Saved data entries
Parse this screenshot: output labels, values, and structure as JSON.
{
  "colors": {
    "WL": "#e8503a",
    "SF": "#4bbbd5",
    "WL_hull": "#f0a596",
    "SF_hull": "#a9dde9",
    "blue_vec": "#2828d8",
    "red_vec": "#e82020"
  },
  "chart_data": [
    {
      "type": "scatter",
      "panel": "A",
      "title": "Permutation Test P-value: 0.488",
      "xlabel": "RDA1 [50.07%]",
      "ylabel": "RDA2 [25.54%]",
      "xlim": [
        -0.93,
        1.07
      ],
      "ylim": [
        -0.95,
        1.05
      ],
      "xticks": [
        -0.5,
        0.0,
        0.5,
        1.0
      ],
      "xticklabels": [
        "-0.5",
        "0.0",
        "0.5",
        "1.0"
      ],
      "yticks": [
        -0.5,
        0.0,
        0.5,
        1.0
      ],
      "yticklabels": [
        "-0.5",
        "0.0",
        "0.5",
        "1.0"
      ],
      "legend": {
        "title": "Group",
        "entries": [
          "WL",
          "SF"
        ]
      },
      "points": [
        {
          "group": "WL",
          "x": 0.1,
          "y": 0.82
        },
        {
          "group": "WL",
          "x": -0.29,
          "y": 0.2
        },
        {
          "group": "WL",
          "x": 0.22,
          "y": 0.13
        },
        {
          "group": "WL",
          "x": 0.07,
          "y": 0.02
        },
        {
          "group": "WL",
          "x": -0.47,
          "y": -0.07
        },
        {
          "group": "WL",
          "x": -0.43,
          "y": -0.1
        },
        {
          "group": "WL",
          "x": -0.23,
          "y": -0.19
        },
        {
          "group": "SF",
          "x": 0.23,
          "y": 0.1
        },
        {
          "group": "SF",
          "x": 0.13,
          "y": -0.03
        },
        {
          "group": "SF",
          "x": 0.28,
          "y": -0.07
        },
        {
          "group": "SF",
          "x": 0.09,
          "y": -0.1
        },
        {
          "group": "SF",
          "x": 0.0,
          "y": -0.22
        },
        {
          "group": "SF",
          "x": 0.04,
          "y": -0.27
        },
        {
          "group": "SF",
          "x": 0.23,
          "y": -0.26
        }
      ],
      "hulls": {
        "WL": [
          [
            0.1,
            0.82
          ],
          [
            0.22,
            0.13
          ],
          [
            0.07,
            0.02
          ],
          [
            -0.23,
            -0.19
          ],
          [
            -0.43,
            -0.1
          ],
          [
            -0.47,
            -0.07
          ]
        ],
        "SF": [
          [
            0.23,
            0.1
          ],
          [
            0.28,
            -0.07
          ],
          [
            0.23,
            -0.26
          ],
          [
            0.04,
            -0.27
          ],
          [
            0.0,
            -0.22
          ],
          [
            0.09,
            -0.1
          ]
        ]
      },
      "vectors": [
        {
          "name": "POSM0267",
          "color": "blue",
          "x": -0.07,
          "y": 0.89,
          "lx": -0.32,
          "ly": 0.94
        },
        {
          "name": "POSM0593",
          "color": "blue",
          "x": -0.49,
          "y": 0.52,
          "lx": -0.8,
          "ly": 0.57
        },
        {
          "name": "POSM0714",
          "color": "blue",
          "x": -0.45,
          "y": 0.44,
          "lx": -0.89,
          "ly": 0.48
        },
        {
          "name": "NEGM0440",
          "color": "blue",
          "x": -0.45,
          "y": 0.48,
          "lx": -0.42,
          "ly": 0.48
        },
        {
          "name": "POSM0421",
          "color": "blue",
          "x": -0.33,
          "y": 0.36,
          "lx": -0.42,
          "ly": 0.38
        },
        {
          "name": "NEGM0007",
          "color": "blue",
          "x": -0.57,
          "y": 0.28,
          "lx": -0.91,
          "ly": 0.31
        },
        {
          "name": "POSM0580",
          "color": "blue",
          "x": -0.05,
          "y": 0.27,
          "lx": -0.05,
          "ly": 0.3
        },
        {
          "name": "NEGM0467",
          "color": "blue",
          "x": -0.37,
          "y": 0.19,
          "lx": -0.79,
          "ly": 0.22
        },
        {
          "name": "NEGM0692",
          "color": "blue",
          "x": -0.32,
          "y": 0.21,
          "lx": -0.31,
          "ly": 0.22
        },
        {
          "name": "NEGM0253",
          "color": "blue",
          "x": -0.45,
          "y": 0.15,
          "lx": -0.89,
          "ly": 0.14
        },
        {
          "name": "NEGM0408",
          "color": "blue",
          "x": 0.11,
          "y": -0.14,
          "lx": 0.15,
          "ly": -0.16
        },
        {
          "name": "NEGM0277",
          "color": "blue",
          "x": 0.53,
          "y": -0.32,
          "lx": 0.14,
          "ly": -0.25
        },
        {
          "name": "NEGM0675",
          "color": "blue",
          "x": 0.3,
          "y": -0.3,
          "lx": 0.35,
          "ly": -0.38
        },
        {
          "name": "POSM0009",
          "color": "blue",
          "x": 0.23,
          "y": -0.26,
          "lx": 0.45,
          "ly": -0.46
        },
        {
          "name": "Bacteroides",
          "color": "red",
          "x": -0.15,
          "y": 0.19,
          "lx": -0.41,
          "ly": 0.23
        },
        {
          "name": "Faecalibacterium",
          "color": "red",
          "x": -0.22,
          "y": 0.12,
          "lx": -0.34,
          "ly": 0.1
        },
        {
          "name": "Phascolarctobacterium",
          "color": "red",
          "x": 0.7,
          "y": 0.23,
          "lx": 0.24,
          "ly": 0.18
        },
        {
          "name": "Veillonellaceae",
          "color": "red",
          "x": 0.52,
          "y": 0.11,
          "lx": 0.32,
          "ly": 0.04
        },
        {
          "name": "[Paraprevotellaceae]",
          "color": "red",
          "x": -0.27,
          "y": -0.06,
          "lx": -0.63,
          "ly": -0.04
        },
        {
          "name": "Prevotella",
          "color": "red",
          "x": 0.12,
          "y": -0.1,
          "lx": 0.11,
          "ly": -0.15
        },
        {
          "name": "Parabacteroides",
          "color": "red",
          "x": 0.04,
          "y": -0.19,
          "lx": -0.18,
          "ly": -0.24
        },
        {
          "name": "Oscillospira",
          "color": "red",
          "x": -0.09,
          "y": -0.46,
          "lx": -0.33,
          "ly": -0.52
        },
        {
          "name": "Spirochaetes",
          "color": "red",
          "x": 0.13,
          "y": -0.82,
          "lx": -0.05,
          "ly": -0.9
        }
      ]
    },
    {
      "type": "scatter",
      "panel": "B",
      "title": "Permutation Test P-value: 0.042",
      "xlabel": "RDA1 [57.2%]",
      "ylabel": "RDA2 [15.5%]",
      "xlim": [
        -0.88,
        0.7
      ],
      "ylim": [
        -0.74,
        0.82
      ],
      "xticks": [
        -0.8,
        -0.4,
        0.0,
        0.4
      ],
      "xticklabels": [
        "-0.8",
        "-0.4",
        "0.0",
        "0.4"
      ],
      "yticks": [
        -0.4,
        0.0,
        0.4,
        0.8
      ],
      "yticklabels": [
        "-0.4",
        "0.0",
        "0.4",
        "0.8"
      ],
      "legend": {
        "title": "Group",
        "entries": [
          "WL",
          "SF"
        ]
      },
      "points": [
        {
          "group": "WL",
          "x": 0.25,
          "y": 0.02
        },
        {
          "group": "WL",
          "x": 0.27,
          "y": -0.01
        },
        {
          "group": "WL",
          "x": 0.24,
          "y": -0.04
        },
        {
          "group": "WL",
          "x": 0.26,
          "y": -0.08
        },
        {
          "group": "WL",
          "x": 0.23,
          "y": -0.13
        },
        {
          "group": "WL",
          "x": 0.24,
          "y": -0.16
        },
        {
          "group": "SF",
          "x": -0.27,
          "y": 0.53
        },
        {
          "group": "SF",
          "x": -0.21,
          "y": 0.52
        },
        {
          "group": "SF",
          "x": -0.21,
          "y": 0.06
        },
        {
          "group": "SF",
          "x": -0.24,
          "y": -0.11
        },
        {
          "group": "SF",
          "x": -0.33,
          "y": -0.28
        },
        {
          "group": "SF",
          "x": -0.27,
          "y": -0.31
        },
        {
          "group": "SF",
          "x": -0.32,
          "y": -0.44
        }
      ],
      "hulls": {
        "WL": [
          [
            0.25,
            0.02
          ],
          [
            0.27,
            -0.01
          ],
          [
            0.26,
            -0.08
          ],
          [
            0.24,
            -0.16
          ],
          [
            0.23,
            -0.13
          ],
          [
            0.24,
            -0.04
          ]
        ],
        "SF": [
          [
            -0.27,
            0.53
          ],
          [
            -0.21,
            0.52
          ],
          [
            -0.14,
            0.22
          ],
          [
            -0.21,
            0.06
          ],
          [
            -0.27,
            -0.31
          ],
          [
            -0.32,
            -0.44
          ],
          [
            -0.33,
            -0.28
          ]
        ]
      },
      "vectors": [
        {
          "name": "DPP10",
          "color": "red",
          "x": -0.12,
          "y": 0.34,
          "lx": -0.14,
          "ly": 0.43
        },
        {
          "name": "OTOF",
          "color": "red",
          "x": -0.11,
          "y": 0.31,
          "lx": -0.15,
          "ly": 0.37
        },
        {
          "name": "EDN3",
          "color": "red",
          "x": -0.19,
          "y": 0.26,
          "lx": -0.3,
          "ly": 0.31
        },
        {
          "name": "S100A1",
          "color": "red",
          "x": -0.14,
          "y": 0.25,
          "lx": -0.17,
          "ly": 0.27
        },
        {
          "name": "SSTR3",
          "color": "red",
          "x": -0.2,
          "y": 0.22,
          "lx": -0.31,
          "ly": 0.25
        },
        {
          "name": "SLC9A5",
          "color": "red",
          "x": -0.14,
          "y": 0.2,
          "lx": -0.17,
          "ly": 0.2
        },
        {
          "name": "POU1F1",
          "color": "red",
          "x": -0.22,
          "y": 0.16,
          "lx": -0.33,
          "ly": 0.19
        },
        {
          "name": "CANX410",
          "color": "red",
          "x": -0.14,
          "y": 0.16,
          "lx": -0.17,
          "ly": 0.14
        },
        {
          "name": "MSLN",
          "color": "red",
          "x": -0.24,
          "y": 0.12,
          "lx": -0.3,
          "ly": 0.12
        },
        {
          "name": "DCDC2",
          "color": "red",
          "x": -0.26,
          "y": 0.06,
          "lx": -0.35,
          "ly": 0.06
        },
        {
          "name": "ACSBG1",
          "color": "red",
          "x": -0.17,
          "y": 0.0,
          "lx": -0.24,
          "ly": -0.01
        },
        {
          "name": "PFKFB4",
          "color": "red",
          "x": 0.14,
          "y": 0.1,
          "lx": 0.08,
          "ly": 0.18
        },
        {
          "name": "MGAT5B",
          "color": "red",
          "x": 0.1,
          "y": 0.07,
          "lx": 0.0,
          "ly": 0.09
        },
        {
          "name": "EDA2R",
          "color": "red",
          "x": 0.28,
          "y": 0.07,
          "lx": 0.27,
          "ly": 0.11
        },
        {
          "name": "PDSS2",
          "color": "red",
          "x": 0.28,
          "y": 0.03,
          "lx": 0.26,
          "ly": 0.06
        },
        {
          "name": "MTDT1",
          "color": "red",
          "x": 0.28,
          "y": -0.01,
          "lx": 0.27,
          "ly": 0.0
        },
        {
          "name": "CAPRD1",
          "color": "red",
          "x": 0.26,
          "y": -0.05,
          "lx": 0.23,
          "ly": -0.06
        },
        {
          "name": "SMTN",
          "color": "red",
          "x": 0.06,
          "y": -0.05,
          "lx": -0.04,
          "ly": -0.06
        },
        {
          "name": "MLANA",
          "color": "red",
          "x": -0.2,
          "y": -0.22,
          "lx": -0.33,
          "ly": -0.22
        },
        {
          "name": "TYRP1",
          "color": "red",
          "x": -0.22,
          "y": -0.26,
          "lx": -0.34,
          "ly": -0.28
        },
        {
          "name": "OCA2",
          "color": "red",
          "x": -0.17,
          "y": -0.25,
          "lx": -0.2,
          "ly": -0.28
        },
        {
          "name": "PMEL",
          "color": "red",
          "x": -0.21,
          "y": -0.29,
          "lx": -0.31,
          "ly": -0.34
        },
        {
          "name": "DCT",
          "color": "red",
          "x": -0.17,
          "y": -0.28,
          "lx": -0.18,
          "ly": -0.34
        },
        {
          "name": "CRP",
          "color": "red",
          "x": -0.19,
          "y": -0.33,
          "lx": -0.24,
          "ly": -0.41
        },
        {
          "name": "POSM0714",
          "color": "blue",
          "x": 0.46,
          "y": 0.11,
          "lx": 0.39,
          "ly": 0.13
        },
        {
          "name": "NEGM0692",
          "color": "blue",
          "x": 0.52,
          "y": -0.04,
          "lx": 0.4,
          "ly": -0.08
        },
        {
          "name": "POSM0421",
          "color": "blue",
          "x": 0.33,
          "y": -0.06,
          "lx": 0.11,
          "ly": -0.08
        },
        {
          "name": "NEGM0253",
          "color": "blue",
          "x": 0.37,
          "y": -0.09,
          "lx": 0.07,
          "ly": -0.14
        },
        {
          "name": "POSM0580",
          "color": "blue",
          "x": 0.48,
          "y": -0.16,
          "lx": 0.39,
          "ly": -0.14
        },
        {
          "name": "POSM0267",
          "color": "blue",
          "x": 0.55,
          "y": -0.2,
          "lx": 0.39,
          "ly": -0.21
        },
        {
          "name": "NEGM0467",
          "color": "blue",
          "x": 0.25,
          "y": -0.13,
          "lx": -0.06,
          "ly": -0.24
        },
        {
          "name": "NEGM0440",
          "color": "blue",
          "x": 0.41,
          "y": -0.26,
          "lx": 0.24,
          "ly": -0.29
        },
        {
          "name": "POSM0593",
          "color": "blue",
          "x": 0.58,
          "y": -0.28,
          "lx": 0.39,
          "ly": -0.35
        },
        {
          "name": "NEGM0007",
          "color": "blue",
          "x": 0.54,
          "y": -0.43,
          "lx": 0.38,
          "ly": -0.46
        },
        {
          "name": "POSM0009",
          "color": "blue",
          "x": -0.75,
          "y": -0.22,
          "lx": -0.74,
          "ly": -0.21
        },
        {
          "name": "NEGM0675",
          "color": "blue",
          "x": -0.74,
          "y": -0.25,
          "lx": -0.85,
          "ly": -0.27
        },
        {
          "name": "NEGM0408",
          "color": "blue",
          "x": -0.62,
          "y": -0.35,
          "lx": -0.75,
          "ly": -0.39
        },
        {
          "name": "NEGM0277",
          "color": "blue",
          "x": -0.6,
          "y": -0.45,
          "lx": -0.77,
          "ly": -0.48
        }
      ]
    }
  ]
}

● **YOUR INSTRUCTIONS**
Only the lines containing "Permutation" are needed; copy each of them from the data.

● **TASK ANSWER**
      "title": "Permutation Test P-value: 0.488",
      "title": "Permutation Test P-value: 0.042",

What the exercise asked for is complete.